(A run of records)
____

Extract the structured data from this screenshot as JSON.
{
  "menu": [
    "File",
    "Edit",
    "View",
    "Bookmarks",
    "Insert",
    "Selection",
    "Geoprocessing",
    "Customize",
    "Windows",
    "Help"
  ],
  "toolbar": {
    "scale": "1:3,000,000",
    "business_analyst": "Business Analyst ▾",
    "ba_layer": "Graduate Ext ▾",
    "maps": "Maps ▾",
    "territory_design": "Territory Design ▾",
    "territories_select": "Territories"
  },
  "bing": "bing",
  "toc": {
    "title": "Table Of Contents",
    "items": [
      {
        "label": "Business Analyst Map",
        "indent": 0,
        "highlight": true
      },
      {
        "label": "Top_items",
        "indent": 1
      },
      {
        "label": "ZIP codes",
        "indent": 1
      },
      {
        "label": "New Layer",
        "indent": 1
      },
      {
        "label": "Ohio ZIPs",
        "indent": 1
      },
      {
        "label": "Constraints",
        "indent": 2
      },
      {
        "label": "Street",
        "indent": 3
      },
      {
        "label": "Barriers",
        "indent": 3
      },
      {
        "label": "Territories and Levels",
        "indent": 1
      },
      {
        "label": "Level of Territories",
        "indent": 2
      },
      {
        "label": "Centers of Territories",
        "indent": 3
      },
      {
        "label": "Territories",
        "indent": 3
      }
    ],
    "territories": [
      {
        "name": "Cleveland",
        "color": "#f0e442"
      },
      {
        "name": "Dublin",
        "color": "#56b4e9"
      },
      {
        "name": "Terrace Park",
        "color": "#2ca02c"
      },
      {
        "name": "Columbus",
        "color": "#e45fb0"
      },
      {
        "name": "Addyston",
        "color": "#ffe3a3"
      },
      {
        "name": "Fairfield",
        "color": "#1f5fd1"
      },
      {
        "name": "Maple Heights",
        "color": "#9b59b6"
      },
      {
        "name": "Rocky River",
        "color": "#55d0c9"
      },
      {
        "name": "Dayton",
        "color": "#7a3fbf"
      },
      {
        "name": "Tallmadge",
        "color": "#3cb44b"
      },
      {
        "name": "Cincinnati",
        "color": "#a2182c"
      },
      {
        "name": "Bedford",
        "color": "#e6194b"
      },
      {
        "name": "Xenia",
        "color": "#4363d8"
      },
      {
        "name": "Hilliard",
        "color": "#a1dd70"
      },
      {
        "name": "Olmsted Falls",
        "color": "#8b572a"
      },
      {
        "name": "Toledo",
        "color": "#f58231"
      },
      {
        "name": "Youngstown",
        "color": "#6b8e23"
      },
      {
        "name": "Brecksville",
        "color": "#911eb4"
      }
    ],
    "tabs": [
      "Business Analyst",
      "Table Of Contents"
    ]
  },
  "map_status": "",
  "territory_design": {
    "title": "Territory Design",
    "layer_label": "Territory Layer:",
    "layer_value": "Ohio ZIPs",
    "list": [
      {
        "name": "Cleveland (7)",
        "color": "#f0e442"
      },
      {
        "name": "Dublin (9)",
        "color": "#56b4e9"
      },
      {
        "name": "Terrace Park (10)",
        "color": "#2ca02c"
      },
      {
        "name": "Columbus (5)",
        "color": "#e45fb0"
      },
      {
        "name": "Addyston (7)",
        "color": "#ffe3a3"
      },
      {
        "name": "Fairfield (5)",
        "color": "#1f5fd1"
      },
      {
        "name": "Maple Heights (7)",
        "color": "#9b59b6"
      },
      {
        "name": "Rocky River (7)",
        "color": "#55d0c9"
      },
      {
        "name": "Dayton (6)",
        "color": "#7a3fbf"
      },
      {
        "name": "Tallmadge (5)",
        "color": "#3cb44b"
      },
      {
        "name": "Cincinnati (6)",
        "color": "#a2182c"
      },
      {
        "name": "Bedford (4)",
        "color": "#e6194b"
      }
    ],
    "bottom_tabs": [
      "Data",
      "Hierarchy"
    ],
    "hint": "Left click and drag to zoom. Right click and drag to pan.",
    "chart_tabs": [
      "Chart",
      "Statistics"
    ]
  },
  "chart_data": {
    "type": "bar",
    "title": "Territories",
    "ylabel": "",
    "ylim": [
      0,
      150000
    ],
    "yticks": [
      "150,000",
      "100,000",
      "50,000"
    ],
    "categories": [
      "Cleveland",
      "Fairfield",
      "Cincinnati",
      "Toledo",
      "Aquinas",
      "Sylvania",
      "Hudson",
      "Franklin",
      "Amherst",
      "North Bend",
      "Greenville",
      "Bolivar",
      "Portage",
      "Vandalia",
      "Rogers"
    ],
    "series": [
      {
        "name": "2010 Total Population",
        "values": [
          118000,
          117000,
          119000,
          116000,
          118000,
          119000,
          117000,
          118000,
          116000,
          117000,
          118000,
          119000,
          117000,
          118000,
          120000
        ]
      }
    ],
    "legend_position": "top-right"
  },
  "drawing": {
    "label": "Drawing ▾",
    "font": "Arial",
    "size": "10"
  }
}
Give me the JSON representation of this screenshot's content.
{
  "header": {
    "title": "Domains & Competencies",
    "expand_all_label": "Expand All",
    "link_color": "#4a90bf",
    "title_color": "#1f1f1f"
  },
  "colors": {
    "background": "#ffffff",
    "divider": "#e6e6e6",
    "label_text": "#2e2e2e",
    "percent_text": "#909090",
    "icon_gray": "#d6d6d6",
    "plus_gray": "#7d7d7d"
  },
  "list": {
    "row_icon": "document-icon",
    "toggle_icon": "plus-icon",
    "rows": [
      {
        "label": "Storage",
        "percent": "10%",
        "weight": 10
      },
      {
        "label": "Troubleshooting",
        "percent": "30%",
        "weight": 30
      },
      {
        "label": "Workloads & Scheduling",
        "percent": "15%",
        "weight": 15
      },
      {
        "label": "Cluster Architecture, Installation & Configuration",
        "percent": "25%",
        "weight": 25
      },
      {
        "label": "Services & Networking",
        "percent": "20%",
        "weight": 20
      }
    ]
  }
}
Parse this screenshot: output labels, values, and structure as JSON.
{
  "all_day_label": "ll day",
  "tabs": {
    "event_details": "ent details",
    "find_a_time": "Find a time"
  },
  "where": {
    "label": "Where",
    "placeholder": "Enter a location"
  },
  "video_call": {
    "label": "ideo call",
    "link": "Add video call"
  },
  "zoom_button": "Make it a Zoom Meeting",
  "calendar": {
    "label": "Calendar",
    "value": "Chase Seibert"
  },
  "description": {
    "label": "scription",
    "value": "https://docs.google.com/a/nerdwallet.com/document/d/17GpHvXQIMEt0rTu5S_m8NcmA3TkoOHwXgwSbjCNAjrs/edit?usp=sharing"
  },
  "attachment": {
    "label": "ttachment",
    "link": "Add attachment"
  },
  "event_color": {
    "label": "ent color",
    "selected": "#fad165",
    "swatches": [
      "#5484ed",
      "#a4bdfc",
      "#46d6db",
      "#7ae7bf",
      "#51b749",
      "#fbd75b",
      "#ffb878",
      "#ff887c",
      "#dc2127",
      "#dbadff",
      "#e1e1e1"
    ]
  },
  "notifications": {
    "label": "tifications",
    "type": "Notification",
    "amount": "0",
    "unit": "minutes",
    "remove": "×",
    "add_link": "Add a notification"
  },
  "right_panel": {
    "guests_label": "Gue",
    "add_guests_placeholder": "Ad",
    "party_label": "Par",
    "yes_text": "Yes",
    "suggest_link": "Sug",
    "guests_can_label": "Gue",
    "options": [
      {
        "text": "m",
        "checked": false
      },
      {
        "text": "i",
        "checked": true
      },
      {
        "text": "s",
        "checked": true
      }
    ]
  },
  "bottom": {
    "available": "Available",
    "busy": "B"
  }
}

____

• _Instructions for the task_
Starting at the line that contains "Parse this screenshot: output", print every line through the end of the listing, word for word. Leave out all the rest.

• _Correct output_
Parse this screenshot: output labels, values, and structure as JSON.
{
  "all_day_label": "ll day",
  "tabs": {
    "event_details": "ent details",
    "find_a_time": "Find a time"
  },
  "where": {
    "label": "Where",
    "placeholder": "Enter a location"
  },
  "video_call": {
    "label": "ideo call",
    "link": "Add video call"
  },
  "zoom_button": "Make it a Zoom Meeting",
  "calendar": {
    "label": "Calendar",
    "value": "Chase Seibert"
  },
  "description": {
    "label": "scription",
    "value": "https://docs.google.com/a/nerdwallet.com/document/d/17GpHvXQIMEt0rTu5S_m8NcmA3TkoOHwXgwSbjCNAjrs/edit?usp=sharing"
  },
  "attachment": {
    "label": "ttachment",
    "link": "Add attachment"
  },
  "event_color": {
    "label": "ent color",
    "selected": "#fad165",
    "swatches": [
      "#5484ed",
      "#a4bdfc",
      "#46d6db",
      "#7ae7bf",
      "#51b749",
      "#fbd75b",
      "#ffb878",
      "#ff887c",
      "#dc2127",
      "#dbadff",
      "#e1e1e1"
    ]
  },
  "notifications": {
    "label": "tifications",
    "type": "Notification",
    "amount": "0",
    "unit": "minutes",
    "remove": "×",
    "add_link": "Add a notification"
  },
  "right_panel": {
    "guests_label": "Gue",
    "add_guests_placeholder": "Ad",
    "party_label": "Par",
    "yes_text": "Yes",
    "suggest_link": "Sug",
    "guests_can_label": "Gue",
    "options": [
      {
        "text": "m",
        "checked": false
      },
      {
        "text": "i",
        "checked": true
      },
      {
        "text": "s",
        "checked": true
      }
    ]
  },
  "bottom": {
    "available": "Available",
    "busy": "B"
  }
}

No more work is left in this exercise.